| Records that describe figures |
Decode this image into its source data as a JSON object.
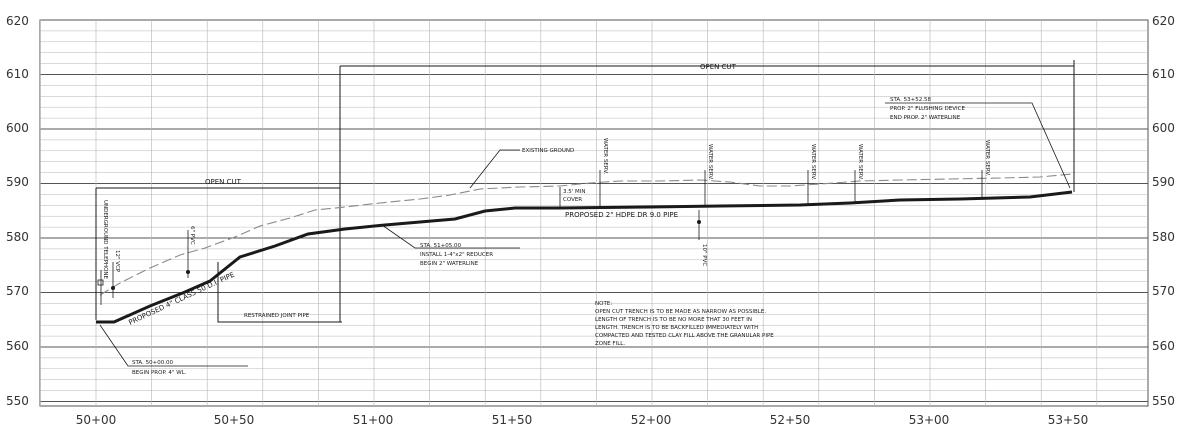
{
  "profile": {
    "elevations": [
      "620",
      "610",
      "600",
      "590",
      "580",
      "570",
      "560",
      "550"
    ],
    "stations": [
      "50+00",
      "50+50",
      "51+00",
      "51+50",
      "52+00",
      "52+50",
      "53+00",
      "53+50"
    ]
  },
  "labels": {
    "open_cut_left": "OPEN CUT",
    "open_cut_right": "OPEN CUT",
    "existing_ground": "EXISTING GROUND",
    "cover_line1": "3.5' MIN",
    "cover_line2": "COVER",
    "proposed_2in": "PROPOSED 2\" HDPE DR 9.0 PIPE",
    "proposed_4in": "PROPOSED 4\" CLASS 50 D.I. PIPE",
    "restrained": "RESTRAINED JOINT PIPE",
    "sta_end_1": "STA. 53+52.58",
    "sta_end_2": "PROP. 2\" FLUSHING DEVICE",
    "sta_end_3": "END PROP. 2\" WATERLINE",
    "sta_mid_1": "STA. 51+05.00",
    "sta_mid_2": "INSTALL 1-4\"x2\" REDUCER",
    "sta_mid_3": "BEGIN 2\" WATERLINE",
    "sta_begin_1": "STA. 50+00.00",
    "sta_begin_2": "BEGIN PROP. 4\" WL.",
    "underground_telephone": "UNDERGROUND TELEPHONE",
    "vcp_12": "12\" VCP",
    "pvc_6": "6\" PVC",
    "pvc_10": "10\" PVC",
    "water_serv": "WATER SERV."
  },
  "note": {
    "lines": [
      "NOTE:",
      "OPEN CUT TRENCH IS TO BE MADE AS NARROW AS POSSIBLE.",
      "LENGTH OF TRENCH IS TO BE NO MORE THAT 30 FEET IN",
      "LENGTH.  TRENCH IS TO BE BACKFILLED IMMEDIATELY WITH",
      "COMPACTED AND TESTED CLAY FILL ABOVE THE GRANULAR PIPE",
      "ZONE FILL."
    ]
  },
  "colors": {
    "ink": "#1a1a1a",
    "grid_major": "#555555",
    "grid_minor": "#b5b5b5",
    "dashed": "#8a8a8a"
  }
}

| Exercise instructions |
Above are the records; copy every line in them that holds the word "PIPE".

| Full solution |
    "proposed_2in": "PROPOSED 2\" HDPE DR 9.0 PIPE",
    "proposed_4in": "PROPOSED 4\" CLASS 50 D.I. PIPE",
    "restrained": "RESTRAINED JOINT PIPE",
      "COMPACTED AND TESTED CLAY FILL ABOVE THE GRANULAR PIPE",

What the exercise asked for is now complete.